** begin **

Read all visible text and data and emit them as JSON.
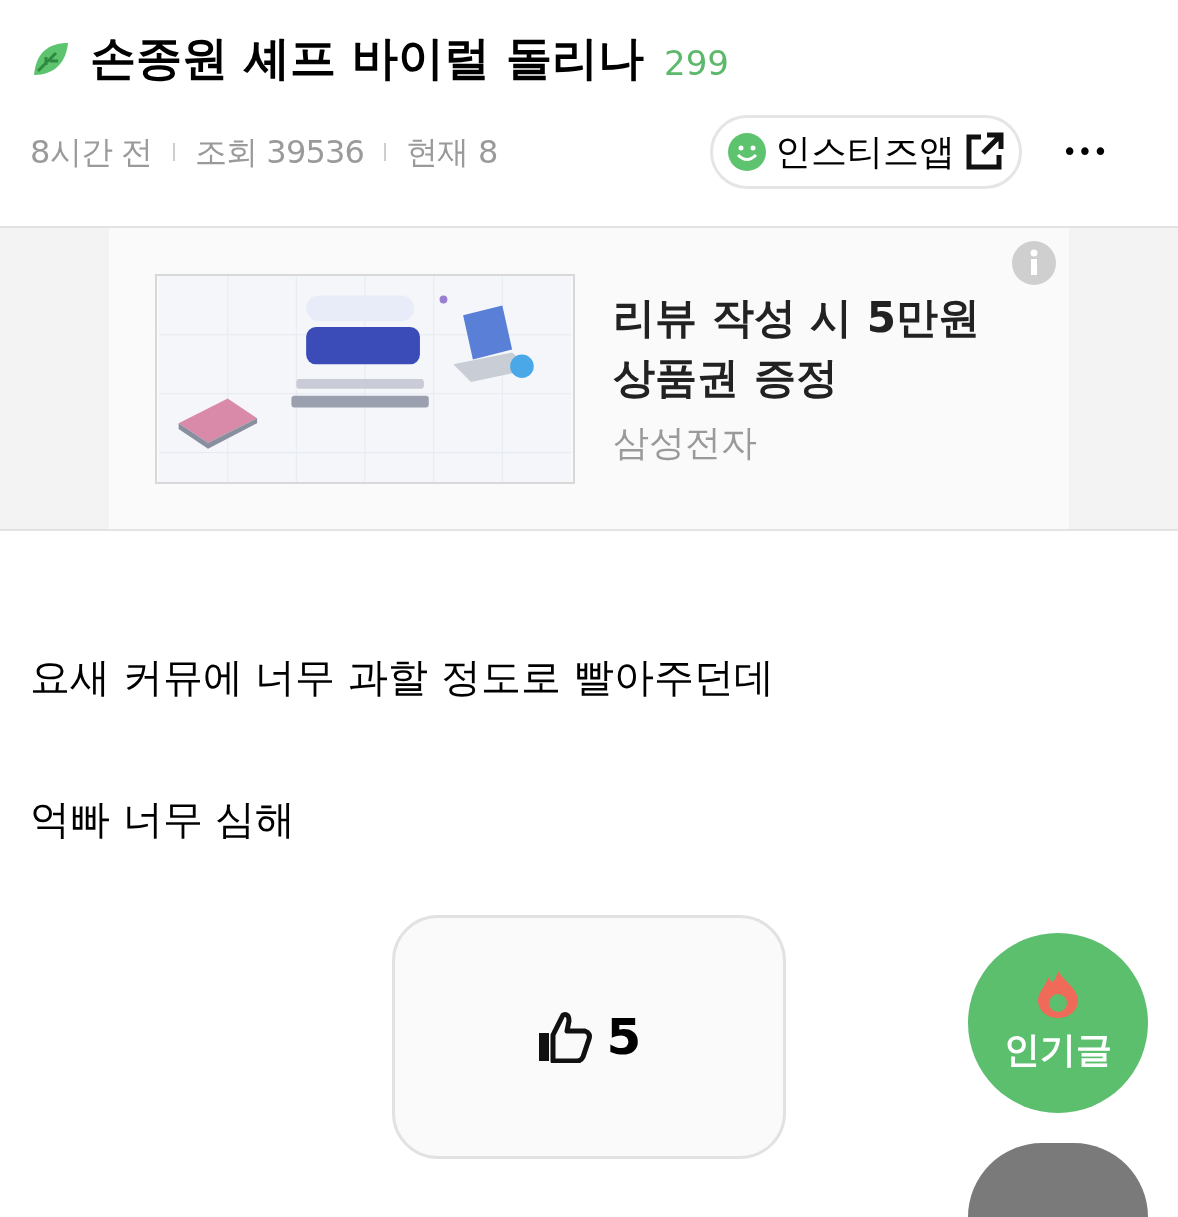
{
  "post": {
    "title": "손종원 셰프 바이럴 돌리나",
    "comment_count": "299",
    "meta": [
      "8시간 전",
      "조회 39536",
      "현재 8"
    ],
    "app_button": "인스티즈앱",
    "more": "•••"
  },
  "ad": {
    "kind": "picture",
    "headline": "리뷰 작성 시 5만원 상품권 증정",
    "advertiser": "삼성전자"
  },
  "body": [
    "요새 커뮤에 너무 과할 정도로 빨아주던데",
    "억빠 너무 심해"
  ],
  "like": {
    "count": "5"
  },
  "floating": {
    "popular": "인기글"
  }
}
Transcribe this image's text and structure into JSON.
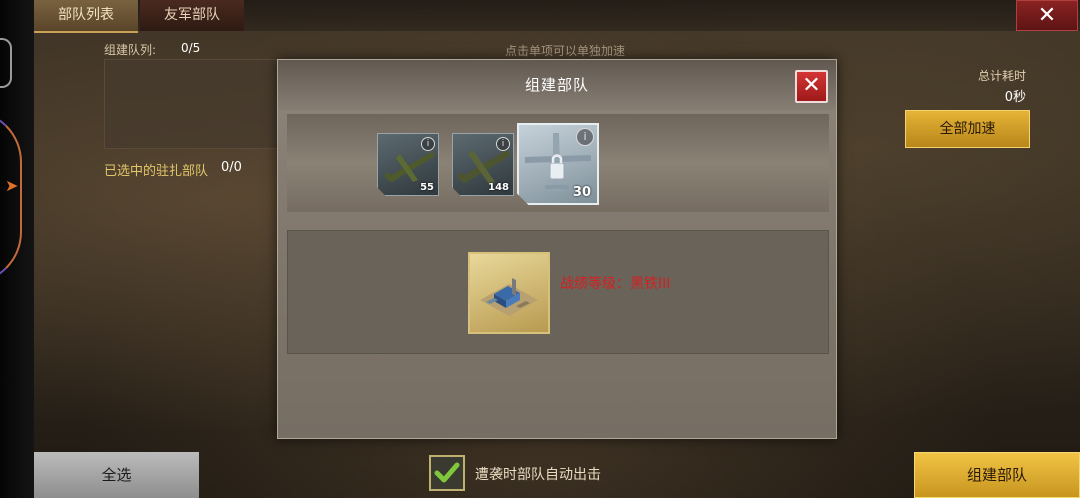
{
  "tabs": {
    "troop_list": "部队列表",
    "allied_troops": "友军部队"
  },
  "background_panel": {
    "queue_label": "组建队列:",
    "queue_count": "0/5",
    "hint": "点击单项可以单独加速",
    "selected_label": "已选中的驻扎部队",
    "selected_count": "0/0",
    "total_time_label": "总计耗时",
    "total_time_value": "0秒",
    "speed_all_button": "全部加速"
  },
  "bottom_bar": {
    "select_all_button": "全选",
    "auto_sortie_label": "遭袭时部队自动出击",
    "auto_sortie_checked": true,
    "build_button": "组建部队"
  },
  "modal": {
    "title": "组建部队",
    "units": [
      {
        "name": "fighter-plane",
        "count": "55"
      },
      {
        "name": "bomber-plane",
        "count": "148"
      },
      {
        "name": "heavy-bomber-plane",
        "count": "30",
        "selected": true,
        "locked": true
      }
    ],
    "rank_text": "战绩等级：黑铁III"
  },
  "colors": {
    "accent_gold": "#e5b437",
    "close_red": "#c42a2a",
    "rank_red": "#d42020",
    "selected_label_gold": "#e2c76a"
  }
}
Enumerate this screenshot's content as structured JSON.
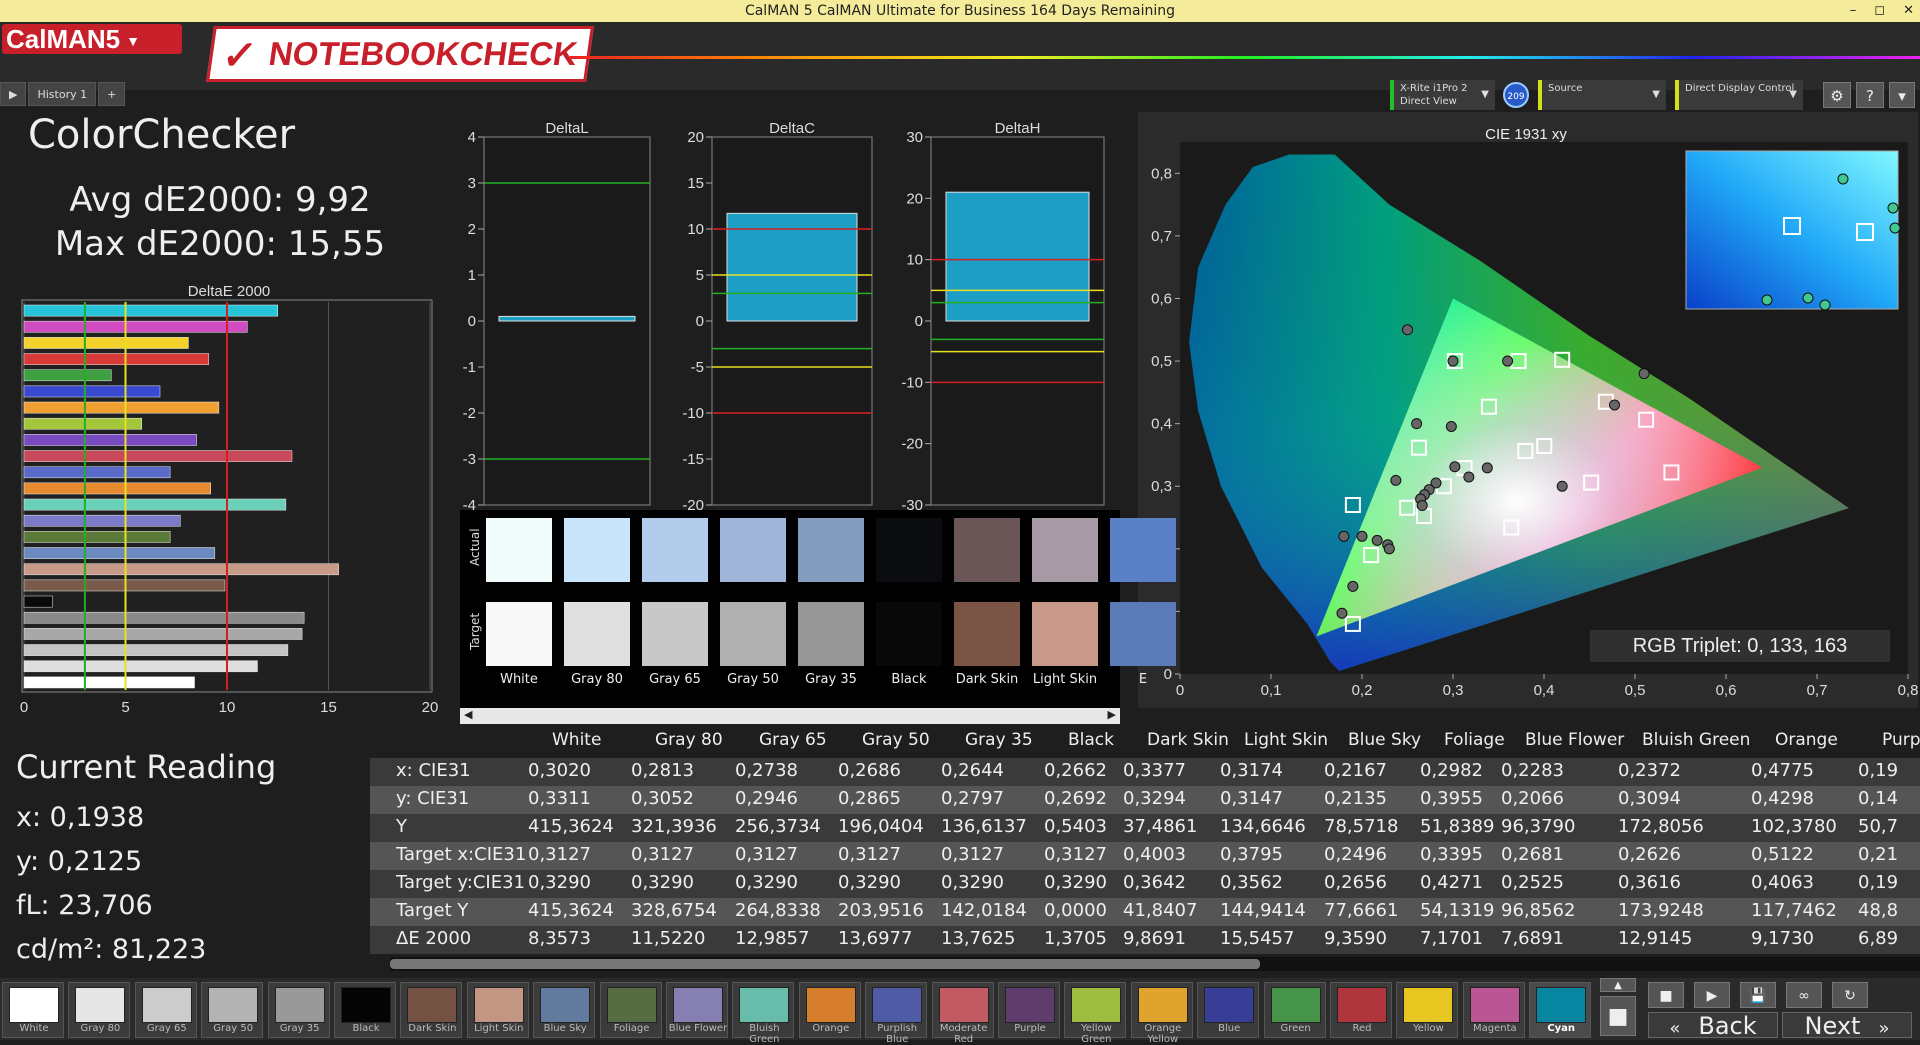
{
  "window": {
    "title": "CalMAN 5 CalMAN Ultimate for Business 164 Days Remaining",
    "min": "–",
    "max": "◻",
    "close": "✕"
  },
  "app": {
    "logo": "CalMAN5",
    "watermark": "NOTEBOOKCHECK"
  },
  "history": {
    "tab": "History 1",
    "add": "+"
  },
  "devices": {
    "meter": {
      "line1": "X-Rite i1Pro 2",
      "line2": "Direct View"
    },
    "meter_badge": "209",
    "source": "Source",
    "display": "Direct Display Control"
  },
  "toolbar": {
    "gear": "⚙",
    "help": "?",
    "scroll": "▾"
  },
  "summary": {
    "title": "ColorChecker",
    "avg": "Avg dE2000: 9,92",
    "max": "Max dE2000: 15,55"
  },
  "colors": {
    "green_line": "#22b022",
    "yellow_line": "#e8e020",
    "red_line": "#d42020",
    "bar_fill": "#1d9ec4"
  },
  "chart_data": [
    {
      "type": "bar",
      "title": "DeltaE 2000",
      "orientation": "horizontal",
      "xlim": [
        0,
        20
      ],
      "xticks": [
        "0",
        "5",
        "10",
        "15",
        "20"
      ],
      "categories": [
        "Cyan",
        "Magenta",
        "Yellow",
        "Red",
        "Green",
        "Blue",
        "Orange Yellow",
        "Yellow Green",
        "Purple",
        "Moderate Red",
        "Purplish Blue",
        "Orange",
        "Bluish Green",
        "Blue Flower",
        "Foliage",
        "Blue Sky",
        "Light Skin",
        "Dark Skin",
        "Black",
        "Gray 35",
        "Gray 50",
        "Gray 65",
        "Gray 80",
        "White"
      ],
      "values": [
        12.5,
        11.0,
        8.1,
        9.1,
        4.3,
        6.7,
        9.6,
        5.8,
        8.5,
        13.2,
        7.2,
        9.2,
        12.9,
        7.7,
        7.2,
        9.4,
        15.5,
        9.9,
        1.4,
        13.8,
        13.7,
        13.0,
        11.5,
        8.4
      ],
      "bar_colors": [
        "#26c4d8",
        "#d04ac0",
        "#f4d22c",
        "#d83a3a",
        "#3ea040",
        "#3a4ad0",
        "#f0a030",
        "#a4c63a",
        "#7a4ac0",
        "#c84a5a",
        "#5a6ac8",
        "#e88a30",
        "#6ad0b8",
        "#7a7ac8",
        "#5a7a3a",
        "#6a8ac0",
        "#c89a88",
        "#7a5a4a",
        "#0a0a0a",
        "#8a8a8a",
        "#a8a8a8",
        "#c4c4c4",
        "#dedede",
        "#ffffff"
      ],
      "thresholds": [
        3,
        5,
        10
      ]
    },
    {
      "type": "bar",
      "title": "DeltaL",
      "ylim": [
        -4,
        4
      ],
      "yticks": [
        "4",
        "3",
        "2",
        "1",
        "0",
        "-1",
        "-2",
        "-3",
        "-4"
      ],
      "values": [
        0.1
      ],
      "lines": [
        {
          "value": 3,
          "color": "green"
        },
        {
          "value": -3,
          "color": "green"
        }
      ]
    },
    {
      "type": "bar",
      "title": "DeltaC",
      "ylim": [
        -20,
        20
      ],
      "yticks": [
        "20",
        "15",
        "10",
        "5",
        "0",
        "-5",
        "-10",
        "-15",
        "-20"
      ],
      "values": [
        11.7
      ],
      "lines": [
        {
          "value": 10,
          "color": "red"
        },
        {
          "value": 5,
          "color": "yellow"
        },
        {
          "value": 3,
          "color": "green"
        },
        {
          "value": -3,
          "color": "green"
        },
        {
          "value": -5,
          "color": "yellow"
        },
        {
          "value": -10,
          "color": "red"
        }
      ]
    },
    {
      "type": "bar",
      "title": "DeltaH",
      "ylim": [
        -30,
        30
      ],
      "yticks": [
        "30",
        "20",
        "10",
        "0",
        "-10",
        "-20",
        "-30"
      ],
      "values": [
        21
      ],
      "lines": [
        {
          "value": 10,
          "color": "red"
        },
        {
          "value": 5,
          "color": "yellow"
        },
        {
          "value": 3,
          "color": "green"
        },
        {
          "value": -3,
          "color": "green"
        },
        {
          "value": -5,
          "color": "yellow"
        },
        {
          "value": -10,
          "color": "red"
        }
      ]
    },
    {
      "type": "scatter",
      "title": "CIE 1931 xy",
      "xlim": [
        0,
        0.8
      ],
      "ylim": [
        0,
        0.85
      ],
      "xticks": [
        "0",
        "0,1",
        "0,2",
        "0,3",
        "0,4",
        "0,5",
        "0,6",
        "0,7",
        "0,8"
      ],
      "yticks": [
        "0",
        "0,1",
        "0,2",
        "0,3",
        "0,4",
        "0,5",
        "0,6",
        "0,7",
        "0,8"
      ],
      "gamut_target": [
        [
          0.64,
          0.33
        ],
        [
          0.3,
          0.6
        ],
        [
          0.15,
          0.06
        ]
      ],
      "targets": [
        [
          0.3127,
          0.329
        ],
        [
          0.4003,
          0.3642
        ],
        [
          0.3795,
          0.3562
        ],
        [
          0.2496,
          0.2656
        ],
        [
          0.3395,
          0.4271
        ],
        [
          0.2681,
          0.2525
        ],
        [
          0.2626,
          0.3616
        ],
        [
          0.5122,
          0.4063
        ],
        [
          0.21,
          0.19
        ],
        [
          0.4518,
          0.3058
        ],
        [
          0.372,
          0.5
        ],
        [
          0.468,
          0.435
        ],
        [
          0.19,
          0.08
        ],
        [
          0.302,
          0.5
        ],
        [
          0.54,
          0.322
        ],
        [
          0.42,
          0.502
        ],
        [
          0.364,
          0.234
        ],
        [
          0.19,
          0.27
        ],
        [
          0.29,
          0.3
        ]
      ],
      "measured": [
        [
          0.302,
          0.3311
        ],
        [
          0.2813,
          0.3052
        ],
        [
          0.2738,
          0.2946
        ],
        [
          0.2686,
          0.2865
        ],
        [
          0.2644,
          0.2797
        ],
        [
          0.2662,
          0.2692
        ],
        [
          0.3377,
          0.3294
        ],
        [
          0.3174,
          0.3147
        ],
        [
          0.2167,
          0.2135
        ],
        [
          0.2982,
          0.3955
        ],
        [
          0.2283,
          0.2066
        ],
        [
          0.2372,
          0.3094
        ],
        [
          0.4775,
          0.4298
        ],
        [
          0.19,
          0.14
        ],
        [
          0.42,
          0.3
        ],
        [
          0.26,
          0.4
        ],
        [
          0.178,
          0.097
        ],
        [
          0.25,
          0.55
        ],
        [
          0.3,
          0.5
        ],
        [
          0.51,
          0.48
        ],
        [
          0.36,
          0.5
        ],
        [
          0.2,
          0.22
        ],
        [
          0.23,
          0.2
        ],
        [
          0.18,
          0.22
        ]
      ],
      "readout": "RGB Triplet: 0, 133, 163"
    }
  ],
  "swatch_panel": {
    "actual_label": "Actual",
    "target_label": "Target",
    "items": [
      {
        "name": "White",
        "actual": "#f0fcfc",
        "target": "#f8f8f8"
      },
      {
        "name": "Gray 80",
        "actual": "#c8e4fa",
        "target": "#e0e0e0"
      },
      {
        "name": "Gray 65",
        "actual": "#b4ccec",
        "target": "#c8c8c8"
      },
      {
        "name": "Gray 50",
        "actual": "#a0b6d8",
        "target": "#b0b0b0"
      },
      {
        "name": "Gray 35",
        "actual": "#849cc0",
        "target": "#969696"
      },
      {
        "name": "Black",
        "actual": "#0a0c10",
        "target": "#080808"
      },
      {
        "name": "Dark Skin",
        "actual": "#6a5656",
        "target": "#7a5444"
      },
      {
        "name": "Light Skin",
        "actual": "#a89aa4",
        "target": "#c89888"
      },
      {
        "name": "E",
        "actual": "#5a80c8",
        "target": "#5a7ab8"
      }
    ]
  },
  "table": {
    "columns": [
      "White",
      "Gray 80",
      "Gray 65",
      "Gray 50",
      "Gray 35",
      "Black",
      "Dark Skin",
      "Light Skin",
      "Blue Sky",
      "Foliage",
      "Blue Flower",
      "Bluish Green",
      "Orange",
      "Purp"
    ],
    "rows": [
      {
        "label": "x: CIE31",
        "values": [
          "0,3020",
          "0,2813",
          "0,2738",
          "0,2686",
          "0,2644",
          "0,2662",
          "0,3377",
          "0,3174",
          "0,2167",
          "0,2982",
          "0,2283",
          "0,2372",
          "0,4775",
          "0,19"
        ]
      },
      {
        "label": "y: CIE31",
        "values": [
          "0,3311",
          "0,3052",
          "0,2946",
          "0,2865",
          "0,2797",
          "0,2692",
          "0,3294",
          "0,3147",
          "0,2135",
          "0,3955",
          "0,2066",
          "0,3094",
          "0,4298",
          "0,14"
        ]
      },
      {
        "label": "Y",
        "values": [
          "415,3624",
          "321,3936",
          "256,3734",
          "196,0404",
          "136,6137",
          "0,5403",
          "37,4861",
          "134,6646",
          "78,5718",
          "51,8389",
          "96,3790",
          "172,8056",
          "102,3780",
          "50,7"
        ]
      },
      {
        "label": "Target x:CIE31",
        "values": [
          "0,3127",
          "0,3127",
          "0,3127",
          "0,3127",
          "0,3127",
          "0,3127",
          "0,4003",
          "0,3795",
          "0,2496",
          "0,3395",
          "0,2681",
          "0,2626",
          "0,5122",
          "0,21"
        ]
      },
      {
        "label": "Target y:CIE31",
        "values": [
          "0,3290",
          "0,3290",
          "0,3290",
          "0,3290",
          "0,3290",
          "0,3290",
          "0,3642",
          "0,3562",
          "0,2656",
          "0,4271",
          "0,2525",
          "0,3616",
          "0,4063",
          "0,19"
        ]
      },
      {
        "label": "Target Y",
        "values": [
          "415,3624",
          "328,6754",
          "264,8338",
          "203,9516",
          "142,0184",
          "0,0000",
          "41,8407",
          "144,9414",
          "77,6661",
          "54,1319",
          "96,8562",
          "173,9248",
          "117,7462",
          "48,8"
        ]
      },
      {
        "label": "ΔE 2000",
        "values": [
          "8,3573",
          "11,5220",
          "12,9857",
          "13,6977",
          "13,7625",
          "1,3705",
          "9,8691",
          "15,5457",
          "9,3590",
          "7,1701",
          "7,6891",
          "12,9145",
          "9,1730",
          "6,89"
        ]
      }
    ]
  },
  "current_reading": {
    "title": "Current Reading",
    "x": "x: 0,1938",
    "y": "y: 0,2125",
    "fl": "fL: 23,706",
    "cdm2": "cd/m²: 81,223"
  },
  "patches": [
    {
      "label": "White",
      "color": "#ffffff"
    },
    {
      "label": "Gray 80",
      "color": "#e6e6e6"
    },
    {
      "label": "Gray 65",
      "color": "#cccccc"
    },
    {
      "label": "Gray 50",
      "color": "#b3b3b3"
    },
    {
      "label": "Gray 35",
      "color": "#999999"
    },
    {
      "label": "Black",
      "color": "#050505"
    },
    {
      "label": "Dark Skin",
      "color": "#735244"
    },
    {
      "label": "Light Skin",
      "color": "#c29682"
    },
    {
      "label": "Blue Sky",
      "color": "#627a9d"
    },
    {
      "label": "Foliage",
      "color": "#576c43"
    },
    {
      "label": "Blue Flower",
      "color": "#8580b1"
    },
    {
      "label": "Bluish Green",
      "color": "#67bdaa"
    },
    {
      "label": "Orange",
      "color": "#d67e2c"
    },
    {
      "label": "Purplish Blue",
      "color": "#505ba6"
    },
    {
      "label": "Moderate Red",
      "color": "#c15a63"
    },
    {
      "label": "Purple",
      "color": "#5e3c6c"
    },
    {
      "label": "Yellow Green",
      "color": "#9dbc40"
    },
    {
      "label": "Orange Yellow",
      "color": "#e0a32e"
    },
    {
      "label": "Blue",
      "color": "#383d96"
    },
    {
      "label": "Green",
      "color": "#469449"
    },
    {
      "label": "Red",
      "color": "#af363c"
    },
    {
      "label": "Yellow",
      "color": "#e7c71f"
    },
    {
      "label": "Magenta",
      "color": "#bb5695"
    },
    {
      "label": "Cyan",
      "color": "#0885a1"
    }
  ],
  "selected_patch": "Cyan",
  "controls": {
    "stop": "■",
    "play": "▶",
    "save": "💾",
    "loop": "∞",
    "refresh": "↻"
  },
  "nav": {
    "back": "Back",
    "next": "Next",
    "back_icon": "«",
    "next_icon": "»"
  }
}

** end **

The problem
Work out how many lines in the records above hold the string "Dark", then give only that count.

Answer below
4